┌──
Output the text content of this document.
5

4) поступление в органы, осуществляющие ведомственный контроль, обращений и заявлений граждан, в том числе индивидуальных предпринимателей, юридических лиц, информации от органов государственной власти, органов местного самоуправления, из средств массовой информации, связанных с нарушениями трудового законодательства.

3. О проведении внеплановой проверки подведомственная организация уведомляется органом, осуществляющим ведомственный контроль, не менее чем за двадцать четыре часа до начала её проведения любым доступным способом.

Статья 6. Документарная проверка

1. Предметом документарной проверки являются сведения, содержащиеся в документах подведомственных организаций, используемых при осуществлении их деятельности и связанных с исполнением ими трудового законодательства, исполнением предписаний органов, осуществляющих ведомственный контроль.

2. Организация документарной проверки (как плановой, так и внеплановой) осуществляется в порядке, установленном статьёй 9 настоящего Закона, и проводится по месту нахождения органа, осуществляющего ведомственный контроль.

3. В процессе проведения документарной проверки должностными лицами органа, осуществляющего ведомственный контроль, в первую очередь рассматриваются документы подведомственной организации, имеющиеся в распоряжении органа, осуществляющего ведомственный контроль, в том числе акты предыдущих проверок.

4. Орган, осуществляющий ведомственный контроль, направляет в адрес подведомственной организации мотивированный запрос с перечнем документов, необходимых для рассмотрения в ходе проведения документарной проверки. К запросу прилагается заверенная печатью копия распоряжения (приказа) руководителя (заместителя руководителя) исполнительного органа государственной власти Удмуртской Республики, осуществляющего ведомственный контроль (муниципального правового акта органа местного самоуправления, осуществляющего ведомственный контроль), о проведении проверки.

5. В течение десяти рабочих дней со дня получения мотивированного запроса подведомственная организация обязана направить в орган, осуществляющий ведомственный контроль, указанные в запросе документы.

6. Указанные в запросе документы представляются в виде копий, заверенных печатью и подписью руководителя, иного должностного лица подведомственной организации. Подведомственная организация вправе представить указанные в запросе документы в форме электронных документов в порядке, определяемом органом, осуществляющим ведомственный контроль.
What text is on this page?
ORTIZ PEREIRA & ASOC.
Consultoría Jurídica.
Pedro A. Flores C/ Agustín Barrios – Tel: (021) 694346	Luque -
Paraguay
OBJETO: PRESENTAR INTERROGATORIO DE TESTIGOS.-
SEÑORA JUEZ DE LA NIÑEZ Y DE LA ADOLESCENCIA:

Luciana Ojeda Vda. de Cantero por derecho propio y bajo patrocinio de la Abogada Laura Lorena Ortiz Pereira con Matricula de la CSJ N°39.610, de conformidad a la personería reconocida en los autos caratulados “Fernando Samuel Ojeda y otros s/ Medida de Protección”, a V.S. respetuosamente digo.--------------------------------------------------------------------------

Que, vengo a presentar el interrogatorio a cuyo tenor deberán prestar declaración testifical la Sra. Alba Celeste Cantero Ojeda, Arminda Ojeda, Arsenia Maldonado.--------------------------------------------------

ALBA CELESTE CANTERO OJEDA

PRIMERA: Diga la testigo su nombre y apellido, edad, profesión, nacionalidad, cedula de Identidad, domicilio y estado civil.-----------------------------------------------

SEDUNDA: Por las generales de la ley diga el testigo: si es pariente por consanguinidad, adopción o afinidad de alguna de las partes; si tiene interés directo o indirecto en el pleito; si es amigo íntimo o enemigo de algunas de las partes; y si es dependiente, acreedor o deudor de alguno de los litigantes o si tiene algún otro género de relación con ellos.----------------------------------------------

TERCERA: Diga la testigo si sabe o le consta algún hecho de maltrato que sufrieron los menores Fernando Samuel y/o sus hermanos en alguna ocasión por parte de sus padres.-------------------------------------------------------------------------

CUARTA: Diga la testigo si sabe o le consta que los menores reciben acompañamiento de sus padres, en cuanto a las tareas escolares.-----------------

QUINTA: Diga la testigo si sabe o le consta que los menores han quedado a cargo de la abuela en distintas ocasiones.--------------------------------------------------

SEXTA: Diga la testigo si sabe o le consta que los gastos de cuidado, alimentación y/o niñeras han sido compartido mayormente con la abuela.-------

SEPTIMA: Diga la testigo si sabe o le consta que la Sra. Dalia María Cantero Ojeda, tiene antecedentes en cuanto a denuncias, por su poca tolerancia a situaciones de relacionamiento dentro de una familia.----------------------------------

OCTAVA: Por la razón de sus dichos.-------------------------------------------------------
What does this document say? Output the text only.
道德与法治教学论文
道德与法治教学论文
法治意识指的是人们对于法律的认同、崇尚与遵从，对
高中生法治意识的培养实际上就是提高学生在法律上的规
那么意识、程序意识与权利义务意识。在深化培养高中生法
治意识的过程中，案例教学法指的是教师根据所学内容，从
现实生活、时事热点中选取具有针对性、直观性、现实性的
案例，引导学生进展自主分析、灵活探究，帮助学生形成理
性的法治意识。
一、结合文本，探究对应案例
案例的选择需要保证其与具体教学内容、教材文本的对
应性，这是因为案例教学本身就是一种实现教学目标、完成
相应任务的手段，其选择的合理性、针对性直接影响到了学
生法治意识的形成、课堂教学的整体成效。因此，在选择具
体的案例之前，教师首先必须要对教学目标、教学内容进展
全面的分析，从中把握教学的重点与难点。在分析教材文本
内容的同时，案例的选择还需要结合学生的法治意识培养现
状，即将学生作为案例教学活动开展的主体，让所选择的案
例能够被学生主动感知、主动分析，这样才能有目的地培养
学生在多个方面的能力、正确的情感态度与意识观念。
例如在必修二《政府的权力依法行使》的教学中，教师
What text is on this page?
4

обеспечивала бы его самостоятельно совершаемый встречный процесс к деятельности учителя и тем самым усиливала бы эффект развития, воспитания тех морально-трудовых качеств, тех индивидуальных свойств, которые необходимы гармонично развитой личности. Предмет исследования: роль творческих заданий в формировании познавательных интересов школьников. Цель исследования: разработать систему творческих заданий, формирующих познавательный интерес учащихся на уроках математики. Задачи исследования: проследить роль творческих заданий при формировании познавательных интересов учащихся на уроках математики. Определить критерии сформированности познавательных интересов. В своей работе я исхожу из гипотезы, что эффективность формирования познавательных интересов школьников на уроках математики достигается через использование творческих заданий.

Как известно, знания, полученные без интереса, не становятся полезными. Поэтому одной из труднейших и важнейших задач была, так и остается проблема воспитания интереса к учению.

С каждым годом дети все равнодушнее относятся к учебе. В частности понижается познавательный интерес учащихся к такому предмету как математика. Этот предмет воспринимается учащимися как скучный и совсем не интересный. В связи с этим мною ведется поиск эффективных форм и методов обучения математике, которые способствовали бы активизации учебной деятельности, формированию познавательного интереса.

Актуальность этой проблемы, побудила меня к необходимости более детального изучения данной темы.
└──
*WORK INSTRUCTIONS*: Your task is to repeat the data exactly; please include every line.

*TASK SOLUTION*:
Output the text content of this document.
5

4) поступление в органы, осуществляющие ведомственный контроль, обращений и заявлений граждан, в том числе индивидуальных предпринимателей, юридических лиц, информации от органов государственной власти, органов местного самоуправления, из средств массовой информации, связанных с нарушениями трудового законодательства.

3. О проведении внеплановой проверки подведомственная организация уведомляется органом, осуществляющим ведомственный контроль, не менее чем за двадцать четыре часа до начала её проведения любым доступным способом.

Статья 6. Документарная проверка

1. Предметом документарной проверки являются сведения, содержащиеся в документах подведомственных организаций, используемых при осуществлении их деятельности и связанных с исполнением ими трудового законодательства, исполнением предписаний органов, осуществляющих ведомственный контроль.

2. Организация документарной проверки (как плановой, так и внеплановой) осуществляется в порядке, установленном статьёй 9 настоящего Закона, и проводится по месту нахождения органа, осуществляющего ведомственный контроль.

3. В процессе проведения документарной проверки должностными лицами органа, осуществляющего ведомственный контроль, в первую очередь рассматриваются документы подведомственной организации, имеющиеся в распоряжении органа, осуществляющего ведомственный контроль, в том числе акты предыдущих проверок.

4. Орган, осуществляющий ведомственный контроль, направляет в адрес подведомственной организации мотивированный запрос с перечнем документов, необходимых для рассмотрения в ходе проведения документарной проверки. К запросу прилагается заверенная печатью копия распоряжения (приказа) руководителя (заместителя руководителя) исполнительного органа государственной власти Удмуртской Республики, осуществляющего ведомственный контроль (муниципального правового акта органа местного самоуправления, осуществляющего ведомственный контроль), о проведении проверки.

5. В течение десяти рабочих дней со дня получения мотивированного запроса подведомственная организация обязана направить в орган, осуществляющий ведомственный контроль, указанные в запросе документы.

6. Указанные в запросе документы представляются в виде копий, заверенных печатью и подписью руководителя, иного должностного лица подведомственной организации. Подведомственная организация вправе представить указанные в запросе документы в форме электронных документов в порядке, определяемом органом, осуществляющим ведомственный контроль.
What text is on this page?
ORTIZ PEREIRA & ASOC.
Consultoría Jurídica.
Pedro A. Flores C/ Agustín Barrios – Tel: (021) 694346	Luque -
Paraguay
OBJETO: PRESENTAR INTERROGATORIO DE TESTIGOS.-
SEÑORA JUEZ DE LA NIÑEZ Y DE LA ADOLESCENCIA:

Luciana Ojeda Vda. de Cantero por derecho propio y bajo patrocinio de la Abogada Laura Lorena Ortiz Pereira con Matricula de la CSJ N°39.610, de conformidad a la personería reconocida en los autos caratulados “Fernando Samuel Ojeda y otros s/ Medida de Protección”, a V.S. respetuosamente digo.--------------------------------------------------------------------------

Que, vengo a presentar el interrogatorio a cuyo tenor deberán prestar declaración testifical la Sra. Alba Celeste Cantero Ojeda, Arminda Ojeda, Arsenia Maldonado.--------------------------------------------------

ALBA CELESTE CANTERO OJEDA

PRIMERA: Diga la testigo su nombre y apellido, edad, profesión, nacionalidad, cedula de Identidad, domicilio y estado civil.-----------------------------------------------

SEDUNDA: Por las generales de la ley diga el testigo: si es pariente por consanguinidad, adopción o afinidad de alguna de las partes; si tiene interés directo o indirecto en el pleito; si es amigo íntimo o enemigo de algunas de las partes; y si es dependiente, acreedor o deudor de alguno de los litigantes o si tiene algún otro género de relación con ellos.----------------------------------------------

TERCERA: Diga la testigo si sabe o le consta algún hecho de maltrato que sufrieron los menores Fernando Samuel y/o sus hermanos en alguna ocasión por parte de sus padres.-------------------------------------------------------------------------

CUARTA: Diga la testigo si sabe o le consta que los menores reciben acompañamiento de sus padres, en cuanto a las tareas escolares.-----------------

QUINTA: Diga la testigo si sabe o le consta que los menores han quedado a cargo de la abuela en distintas ocasiones.--------------------------------------------------

SEXTA: Diga la testigo si sabe o le consta que los gastos de cuidado, alimentación y/o niñeras han sido compartido mayormente con la abuela.-------

SEPTIMA: Diga la testigo si sabe o le consta que la Sra. Dalia María Cantero Ojeda, tiene antecedentes en cuanto a denuncias, por su poca tolerancia a situaciones de relacionamiento dentro de una familia.----------------------------------

OCTAVA: Por la razón de sus dichos.-------------------------------------------------------
What does this document say? Output the text only.
道德与法治教学论文
道德与法治教学论文
法治意识指的是人们对于法律的认同、崇尚与遵从，对
高中生法治意识的培养实际上就是提高学生在法律上的规
那么意识、程序意识与权利义务意识。在深化培养高中生法
治意识的过程中，案例教学法指的是教师根据所学内容，从
现实生活、时事热点中选取具有针对性、直观性、现实性的
案例，引导学生进展自主分析、灵活探究，帮助学生形成理
性的法治意识。
一、结合文本，探究对应案例
案例的选择需要保证其与具体教学内容、教材文本的对
应性，这是因为案例教学本身就是一种实现教学目标、完成
相应任务的手段，其选择的合理性、针对性直接影响到了学
生法治意识的形成、课堂教学的整体成效。因此，在选择具
体的案例之前，教师首先必须要对教学目标、教学内容进展
全面的分析，从中把握教学的重点与难点。在分析教材文本
内容的同时，案例的选择还需要结合学生的法治意识培养现
状，即将学生作为案例教学活动开展的主体，让所选择的案
例能够被学生主动感知、主动分析，这样才能有目的地培养
学生在多个方面的能力、正确的情感态度与意识观念。
例如在必修二《政府的权力依法行使》的教学中，教师
What text is on this page?
4

обеспечивала бы его самостоятельно совершаемый встречный процесс к деятельности учителя и тем самым усиливала бы эффект развития, воспитания тех морально-трудовых качеств, тех индивидуальных свойств, которые необходимы гармонично развитой личности. Предмет исследования: роль творческих заданий в формировании познавательных интересов школьников. Цель исследования: разработать систему творческих заданий, формирующих познавательный интерес учащихся на уроках математики. Задачи исследования: проследить роль творческих заданий при формировании познавательных интересов учащихся на уроках математики. Определить критерии сформированности познавательных интересов. В своей работе я исхожу из гипотезы, что эффективность формирования познавательных интересов школьников на уроках математики достигается через использование творческих заданий.

Как известно, знания, полученные без интереса, не становятся полезными. Поэтому одной из труднейших и важнейших задач была, так и остается проблема воспитания интереса к учению.

С каждым годом дети все равнодушнее относятся к учебе. В частности понижается познавательный интерес учащихся к такому предмету как математика. Этот предмет воспринимается учащимися как скучный и совсем не интересный. В связи с этим мною ведется поиск эффективных форм и методов обучения математике, которые способствовали бы активизации учебной деятельности, формированию познавательного интереса.

Актуальность этой проблемы, побудила меня к необходимости более детального изучения данной темы.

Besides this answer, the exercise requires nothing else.